## DIRECTIONS
Copy out every record below, word for word.
───── DATA SHOWN ─────
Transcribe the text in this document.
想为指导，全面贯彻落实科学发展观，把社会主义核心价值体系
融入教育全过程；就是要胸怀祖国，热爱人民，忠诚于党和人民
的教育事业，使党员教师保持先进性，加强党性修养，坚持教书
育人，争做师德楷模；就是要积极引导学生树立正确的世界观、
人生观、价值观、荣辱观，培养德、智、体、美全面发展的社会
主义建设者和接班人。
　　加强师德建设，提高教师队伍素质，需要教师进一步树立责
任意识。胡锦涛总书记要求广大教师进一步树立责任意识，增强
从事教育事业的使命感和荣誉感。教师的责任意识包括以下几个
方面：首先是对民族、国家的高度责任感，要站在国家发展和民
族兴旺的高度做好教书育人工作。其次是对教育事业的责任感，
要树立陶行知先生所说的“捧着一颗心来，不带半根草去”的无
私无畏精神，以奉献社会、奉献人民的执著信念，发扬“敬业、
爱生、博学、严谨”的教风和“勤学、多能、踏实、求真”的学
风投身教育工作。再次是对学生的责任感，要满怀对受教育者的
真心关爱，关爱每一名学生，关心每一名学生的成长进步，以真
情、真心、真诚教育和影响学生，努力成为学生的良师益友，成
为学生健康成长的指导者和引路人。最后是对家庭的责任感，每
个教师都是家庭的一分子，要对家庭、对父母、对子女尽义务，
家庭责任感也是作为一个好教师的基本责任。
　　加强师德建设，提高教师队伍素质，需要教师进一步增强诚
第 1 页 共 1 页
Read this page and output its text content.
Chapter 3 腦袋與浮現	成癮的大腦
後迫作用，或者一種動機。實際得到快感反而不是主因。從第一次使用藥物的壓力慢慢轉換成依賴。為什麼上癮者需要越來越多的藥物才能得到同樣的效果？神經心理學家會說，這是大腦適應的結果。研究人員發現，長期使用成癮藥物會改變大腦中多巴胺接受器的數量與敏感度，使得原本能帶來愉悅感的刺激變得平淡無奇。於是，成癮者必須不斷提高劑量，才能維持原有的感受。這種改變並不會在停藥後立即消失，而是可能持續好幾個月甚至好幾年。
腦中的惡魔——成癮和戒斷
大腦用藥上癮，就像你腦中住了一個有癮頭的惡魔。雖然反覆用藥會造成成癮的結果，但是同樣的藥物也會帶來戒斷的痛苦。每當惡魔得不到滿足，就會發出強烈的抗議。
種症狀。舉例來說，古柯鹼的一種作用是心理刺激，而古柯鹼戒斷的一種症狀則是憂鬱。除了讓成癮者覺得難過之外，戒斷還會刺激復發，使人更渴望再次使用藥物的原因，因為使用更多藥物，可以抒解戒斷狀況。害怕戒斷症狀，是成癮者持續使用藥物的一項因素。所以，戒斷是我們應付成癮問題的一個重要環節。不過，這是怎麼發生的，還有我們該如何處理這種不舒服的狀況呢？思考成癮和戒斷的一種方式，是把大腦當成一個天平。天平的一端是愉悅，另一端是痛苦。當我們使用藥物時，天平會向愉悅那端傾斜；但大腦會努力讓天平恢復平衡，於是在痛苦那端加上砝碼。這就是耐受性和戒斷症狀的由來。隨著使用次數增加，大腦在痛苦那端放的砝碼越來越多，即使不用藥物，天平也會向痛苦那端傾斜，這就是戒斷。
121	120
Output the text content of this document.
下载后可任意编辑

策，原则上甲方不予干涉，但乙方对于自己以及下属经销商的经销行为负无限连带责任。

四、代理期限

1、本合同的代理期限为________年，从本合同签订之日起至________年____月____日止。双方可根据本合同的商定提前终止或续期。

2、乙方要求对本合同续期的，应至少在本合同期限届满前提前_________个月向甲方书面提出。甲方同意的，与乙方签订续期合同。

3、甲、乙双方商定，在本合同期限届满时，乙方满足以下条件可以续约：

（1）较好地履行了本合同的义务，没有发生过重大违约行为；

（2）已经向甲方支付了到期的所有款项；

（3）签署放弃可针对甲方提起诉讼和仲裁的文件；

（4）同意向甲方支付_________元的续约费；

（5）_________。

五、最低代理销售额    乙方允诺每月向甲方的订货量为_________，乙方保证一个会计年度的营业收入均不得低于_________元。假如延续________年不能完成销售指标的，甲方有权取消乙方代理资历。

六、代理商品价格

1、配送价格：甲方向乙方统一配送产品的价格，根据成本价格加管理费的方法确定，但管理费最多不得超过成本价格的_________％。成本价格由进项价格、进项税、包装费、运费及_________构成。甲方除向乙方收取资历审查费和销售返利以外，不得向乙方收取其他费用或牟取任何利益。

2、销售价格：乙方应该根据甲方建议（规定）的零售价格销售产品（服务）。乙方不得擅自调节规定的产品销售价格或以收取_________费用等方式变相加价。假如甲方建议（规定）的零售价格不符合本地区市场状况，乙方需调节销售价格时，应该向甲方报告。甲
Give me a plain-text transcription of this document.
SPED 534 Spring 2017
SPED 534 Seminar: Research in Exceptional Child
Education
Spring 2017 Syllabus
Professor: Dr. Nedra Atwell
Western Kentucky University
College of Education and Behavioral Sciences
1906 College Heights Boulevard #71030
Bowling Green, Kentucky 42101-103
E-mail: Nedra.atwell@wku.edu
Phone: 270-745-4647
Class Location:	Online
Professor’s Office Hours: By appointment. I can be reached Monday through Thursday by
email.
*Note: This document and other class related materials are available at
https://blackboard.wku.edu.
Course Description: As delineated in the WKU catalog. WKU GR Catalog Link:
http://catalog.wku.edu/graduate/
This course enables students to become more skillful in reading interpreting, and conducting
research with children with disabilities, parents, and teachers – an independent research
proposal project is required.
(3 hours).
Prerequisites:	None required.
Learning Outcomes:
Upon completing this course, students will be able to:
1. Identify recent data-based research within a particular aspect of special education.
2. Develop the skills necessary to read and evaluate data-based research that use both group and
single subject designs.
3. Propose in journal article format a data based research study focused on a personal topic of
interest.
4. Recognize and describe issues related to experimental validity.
─────
## ANSWER TO THIS PROBLEM
Transcribe the text in this document.
想为指导，全面贯彻落实科学发展观，把社会主义核心价值体系
融入教育全过程；就是要胸怀祖国，热爱人民，忠诚于党和人民
的教育事业，使党员教师保持先进性，加强党性修养，坚持教书
育人，争做师德楷模；就是要积极引导学生树立正确的世界观、
人生观、价值观、荣辱观，培养德、智、体、美全面发展的社会
主义建设者和接班人。
　　加强师德建设，提高教师队伍素质，需要教师进一步树立责
任意识。胡锦涛总书记要求广大教师进一步树立责任意识，增强
从事教育事业的使命感和荣誉感。教师的责任意识包括以下几个
方面：首先是对民族、国家的高度责任感，要站在国家发展和民
族兴旺的高度做好教书育人工作。其次是对教育事业的责任感，
要树立陶行知先生所说的“捧着一颗心来，不带半根草去”的无
私无畏精神，以奉献社会、奉献人民的执著信念，发扬“敬业、
爱生、博学、严谨”的教风和“勤学、多能、踏实、求真”的学
风投身教育工作。再次是对学生的责任感，要满怀对受教育者的
真心关爱，关爱每一名学生，关心每一名学生的成长进步，以真
情、真心、真诚教育和影响学生，努力成为学生的良师益友，成
为学生健康成长的指导者和引路人。最后是对家庭的责任感，每
个教师都是家庭的一分子，要对家庭、对父母、对子女尽义务，
家庭责任感也是作为一个好教师的基本责任。
　　加强师德建设，提高教师队伍素质，需要教师进一步增强诚
第 1 页 共 1 页
Read this page and output its text content.
Chapter 3 腦袋與浮現	成癮的大腦
後迫作用，或者一種動機。實際得到快感反而不是主因。從第一次使用藥物的壓力慢慢轉換成依賴。為什麼上癮者需要越來越多的藥物才能得到同樣的效果？神經心理學家會說，這是大腦適應的結果。研究人員發現，長期使用成癮藥物會改變大腦中多巴胺接受器的數量與敏感度，使得原本能帶來愉悅感的刺激變得平淡無奇。於是，成癮者必須不斷提高劑量，才能維持原有的感受。這種改變並不會在停藥後立即消失，而是可能持續好幾個月甚至好幾年。
腦中的惡魔——成癮和戒斷
大腦用藥上癮，就像你腦中住了一個有癮頭的惡魔。雖然反覆用藥會造成成癮的結果，但是同樣的藥物也會帶來戒斷的痛苦。每當惡魔得不到滿足，就會發出強烈的抗議。
種症狀。舉例來說，古柯鹼的一種作用是心理刺激，而古柯鹼戒斷的一種症狀則是憂鬱。除了讓成癮者覺得難過之外，戒斷還會刺激復發，使人更渴望再次使用藥物的原因，因為使用更多藥物，可以抒解戒斷狀況。害怕戒斷症狀，是成癮者持續使用藥物的一項因素。所以，戒斷是我們應付成癮問題的一個重要環節。不過，這是怎麼發生的，還有我們該如何處理這種不舒服的狀況呢？思考成癮和戒斷的一種方式，是把大腦當成一個天平。天平的一端是愉悅，另一端是痛苦。當我們使用藥物時，天平會向愉悅那端傾斜；但大腦會努力讓天平恢復平衡，於是在痛苦那端加上砝碼。這就是耐受性和戒斷症狀的由來。隨著使用次數增加，大腦在痛苦那端放的砝碼越來越多，即使不用藥物，天平也會向痛苦那端傾斜，這就是戒斷。
121	120
Output the text content of this document.
下载后可任意编辑

策，原则上甲方不予干涉，但乙方对于自己以及下属经销商的经销行为负无限连带责任。

四、代理期限

1、本合同的代理期限为________年，从本合同签订之日起至________年____月____日止。双方可根据本合同的商定提前终止或续期。

2、乙方要求对本合同续期的，应至少在本合同期限届满前提前_________个月向甲方书面提出。甲方同意的，与乙方签订续期合同。

3、甲、乙双方商定，在本合同期限届满时，乙方满足以下条件可以续约：

（1）较好地履行了本合同的义务，没有发生过重大违约行为；

（2）已经向甲方支付了到期的所有款项；

（3）签署放弃可针对甲方提起诉讼和仲裁的文件；

（4）同意向甲方支付_________元的续约费；

（5）_________。

五、最低代理销售额    乙方允诺每月向甲方的订货量为_________，乙方保证一个会计年度的营业收入均不得低于_________元。假如延续________年不能完成销售指标的，甲方有权取消乙方代理资历。

六、代理商品价格

1、配送价格：甲方向乙方统一配送产品的价格，根据成本价格加管理费的方法确定，但管理费最多不得超过成本价格的_________％。成本价格由进项价格、进项税、包装费、运费及_________构成。甲方除向乙方收取资历审查费和销售返利以外，不得向乙方收取其他费用或牟取任何利益。

2、销售价格：乙方应该根据甲方建议（规定）的零售价格销售产品（服务）。乙方不得擅自调节规定的产品销售价格或以收取_________费用等方式变相加价。假如甲方建议（规定）的零售价格不符合本地区市场状况，乙方需调节销售价格时，应该向甲方报告。甲
Give me a plain-text transcription of this document.
SPED 534 Spring 2017
SPED 534 Seminar: Research in Exceptional Child
Education
Spring 2017 Syllabus
Professor: Dr. Nedra Atwell
Western Kentucky University
College of Education and Behavioral Sciences
1906 College Heights Boulevard #71030
Bowling Green, Kentucky 42101-103
E-mail: Nedra.atwell@wku.edu
Phone: 270-745-4647
Class Location:	Online
Professor’s Office Hours: By appointment. I can be reached Monday through Thursday by
email.
*Note: This document and other class related materials are available at
https://blackboard.wku.edu.
Course Description: As delineated in the WKU catalog. WKU GR Catalog Link:
http://catalog.wku.edu/graduate/
This course enables students to become more skillful in reading interpreting, and conducting
research with children with disabilities, parents, and teachers – an independent research
proposal project is required.
(3 hours).
Prerequisites:	None required.
Learning Outcomes:
Upon completing this course, students will be able to:
1. Identify recent data-based research within a particular aspect of special education.
2. Develop the skills necessary to read and evaluate data-based research that use both group and
single subject designs.
3. Propose in journal article format a data based research study focused on a personal topic of
interest.
4. Recognize and describe issues related to experimental validity.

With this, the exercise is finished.